§ **GIVEN REQUEST**
Write out every entry word for word.

Collected data entries:
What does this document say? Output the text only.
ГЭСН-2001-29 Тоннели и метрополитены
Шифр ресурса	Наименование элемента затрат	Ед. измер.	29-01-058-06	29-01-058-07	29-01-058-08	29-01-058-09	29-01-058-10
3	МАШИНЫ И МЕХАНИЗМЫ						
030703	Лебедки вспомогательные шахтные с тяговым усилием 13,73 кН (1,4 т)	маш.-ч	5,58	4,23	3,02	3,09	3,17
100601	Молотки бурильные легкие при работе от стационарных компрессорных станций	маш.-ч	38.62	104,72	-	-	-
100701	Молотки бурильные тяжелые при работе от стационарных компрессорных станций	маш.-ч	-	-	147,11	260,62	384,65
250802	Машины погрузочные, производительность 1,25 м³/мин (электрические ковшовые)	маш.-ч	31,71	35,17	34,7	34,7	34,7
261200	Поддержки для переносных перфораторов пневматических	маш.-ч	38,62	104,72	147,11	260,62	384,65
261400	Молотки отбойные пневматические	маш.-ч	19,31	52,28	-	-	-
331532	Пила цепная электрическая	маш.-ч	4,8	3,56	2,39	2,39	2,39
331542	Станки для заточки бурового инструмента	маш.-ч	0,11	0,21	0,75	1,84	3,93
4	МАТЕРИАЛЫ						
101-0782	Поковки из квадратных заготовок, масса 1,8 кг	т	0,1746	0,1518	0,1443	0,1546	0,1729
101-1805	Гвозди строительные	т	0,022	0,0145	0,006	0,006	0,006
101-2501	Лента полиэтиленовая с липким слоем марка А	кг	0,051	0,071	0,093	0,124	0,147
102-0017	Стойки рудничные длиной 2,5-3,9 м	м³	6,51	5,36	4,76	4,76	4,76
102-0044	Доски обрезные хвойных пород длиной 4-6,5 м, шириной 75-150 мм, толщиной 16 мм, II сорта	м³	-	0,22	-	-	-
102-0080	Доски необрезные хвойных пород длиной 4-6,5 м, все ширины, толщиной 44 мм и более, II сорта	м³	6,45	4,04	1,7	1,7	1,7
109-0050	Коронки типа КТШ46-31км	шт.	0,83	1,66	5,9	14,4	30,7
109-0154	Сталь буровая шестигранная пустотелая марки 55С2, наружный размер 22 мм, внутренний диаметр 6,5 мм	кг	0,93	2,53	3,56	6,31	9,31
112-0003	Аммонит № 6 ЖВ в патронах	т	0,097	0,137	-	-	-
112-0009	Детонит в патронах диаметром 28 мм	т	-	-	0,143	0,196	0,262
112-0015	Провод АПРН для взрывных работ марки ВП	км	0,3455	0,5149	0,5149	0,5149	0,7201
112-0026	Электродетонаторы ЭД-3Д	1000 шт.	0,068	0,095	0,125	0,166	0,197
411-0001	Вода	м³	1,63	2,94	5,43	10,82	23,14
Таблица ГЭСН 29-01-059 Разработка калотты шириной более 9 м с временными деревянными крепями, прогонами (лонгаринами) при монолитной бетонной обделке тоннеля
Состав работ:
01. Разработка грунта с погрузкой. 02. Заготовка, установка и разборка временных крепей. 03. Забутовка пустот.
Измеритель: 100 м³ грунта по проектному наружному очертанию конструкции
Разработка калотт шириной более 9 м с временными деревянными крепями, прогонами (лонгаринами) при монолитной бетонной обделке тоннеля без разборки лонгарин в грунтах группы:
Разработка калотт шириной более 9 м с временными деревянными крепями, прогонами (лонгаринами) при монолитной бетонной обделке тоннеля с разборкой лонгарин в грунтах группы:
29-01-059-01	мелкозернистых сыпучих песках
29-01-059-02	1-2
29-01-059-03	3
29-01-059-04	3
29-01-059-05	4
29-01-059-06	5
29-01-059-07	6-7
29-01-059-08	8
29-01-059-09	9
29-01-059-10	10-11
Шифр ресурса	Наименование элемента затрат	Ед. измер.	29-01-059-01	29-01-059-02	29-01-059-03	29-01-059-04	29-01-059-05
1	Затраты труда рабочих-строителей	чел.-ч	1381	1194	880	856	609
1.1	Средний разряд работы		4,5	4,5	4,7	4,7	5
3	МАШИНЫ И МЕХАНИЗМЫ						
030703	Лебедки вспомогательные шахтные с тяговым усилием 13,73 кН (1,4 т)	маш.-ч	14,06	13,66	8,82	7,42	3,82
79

§ **FINISHED TASK**
What does this document say? Output the text only.
ГЭСН-2001-29 Тоннели и метрополитены
Шифр ресурса	Наименование элемента затрат	Ед. измер.	29-01-058-06	29-01-058-07	29-01-058-08	29-01-058-09	29-01-058-10
3	МАШИНЫ И МЕХАНИЗМЫ						
030703	Лебедки вспомогательные шахтные с тяговым усилием 13,73 кН (1,4 т)	маш.-ч	5,58	4,23	3,02	3,09	3,17
100601	Молотки бурильные легкие при работе от стационарных компрессорных станций	маш.-ч	38.62	104,72	-	-	-
100701	Молотки бурильные тяжелые при работе от стационарных компрессорных станций	маш.-ч	-	-	147,11	260,62	384,65
250802	Машины погрузочные, производительность 1,25 м³/мин (электрические ковшовые)	маш.-ч	31,71	35,17	34,7	34,7	34,7
261200	Поддержки для переносных перфораторов пневматических	маш.-ч	38,62	104,72	147,11	260,62	384,65
261400	Молотки отбойные пневматические	маш.-ч	19,31	52,28	-	-	-
331532	Пила цепная электрическая	маш.-ч	4,8	3,56	2,39	2,39	2,39
331542	Станки для заточки бурового инструмента	маш.-ч	0,11	0,21	0,75	1,84	3,93
4	МАТЕРИАЛЫ						
101-0782	Поковки из квадратных заготовок, масса 1,8 кг	т	0,1746	0,1518	0,1443	0,1546	0,1729
101-1805	Гвозди строительные	т	0,022	0,0145	0,006	0,006	0,006
101-2501	Лента полиэтиленовая с липким слоем марка А	кг	0,051	0,071	0,093	0,124	0,147
102-0017	Стойки рудничные длиной 2,5-3,9 м	м³	6,51	5,36	4,76	4,76	4,76
102-0044	Доски обрезные хвойных пород длиной 4-6,5 м, шириной 75-150 мм, толщиной 16 мм, II сорта	м³	-	0,22	-	-	-
102-0080	Доски необрезные хвойных пород длиной 4-6,5 м, все ширины, толщиной 44 мм и более, II сорта	м³	6,45	4,04	1,7	1,7	1,7
109-0050	Коронки типа КТШ46-31км	шт.	0,83	1,66	5,9	14,4	30,7
109-0154	Сталь буровая шестигранная пустотелая марки 55С2, наружный размер 22 мм, внутренний диаметр 6,5 мм	кг	0,93	2,53	3,56	6,31	9,31
112-0003	Аммонит № 6 ЖВ в патронах	т	0,097	0,137	-	-	-
112-0009	Детонит в патронах диаметром 28 мм	т	-	-	0,143	0,196	0,262
112-0015	Провод АПРН для взрывных работ марки ВП	км	0,3455	0,5149	0,5149	0,5149	0,7201
112-0026	Электродетонаторы ЭД-3Д	1000 шт.	0,068	0,095	0,125	0,166	0,197
411-0001	Вода	м³	1,63	2,94	5,43	10,82	23,14
Таблица ГЭСН 29-01-059 Разработка калотты шириной более 9 м с временными деревянными крепями, прогонами (лонгаринами) при монолитной бетонной обделке тоннеля
Состав работ:
01. Разработка грунта с погрузкой. 02. Заготовка, установка и разборка временных крепей. 03. Забутовка пустот.
Измеритель: 100 м³ грунта по проектному наружному очертанию конструкции
Разработка калотт шириной более 9 м с временными деревянными крепями, прогонами (лонгаринами) при монолитной бетонной обделке тоннеля без разборки лонгарин в грунтах группы:
Разработка калотт шириной более 9 м с временными деревянными крепями, прогонами (лонгаринами) при монолитной бетонной обделке тоннеля с разборкой лонгарин в грунтах группы:
29-01-059-01	мелкозернистых сыпучих песках
29-01-059-02	1-2
29-01-059-03	3
29-01-059-04	3
29-01-059-05	4
29-01-059-06	5
29-01-059-07	6-7
29-01-059-08	8
29-01-059-09	9
29-01-059-10	10-11
Шифр ресурса	Наименование элемента затрат	Ед. измер.	29-01-059-01	29-01-059-02	29-01-059-03	29-01-059-04	29-01-059-05
1	Затраты труда рабочих-строителей	чел.-ч	1381	1194	880	856	609
1.1	Средний разряд работы		4,5	4,5	4,7	4,7	5
3	МАШИНЫ И МЕХАНИЗМЫ						
030703	Лебедки вспомогательные шахтные с тяговым усилием 13,73 кН (1,4 т)	маш.-ч	14,06	13,66	8,82	7,42	3,82
79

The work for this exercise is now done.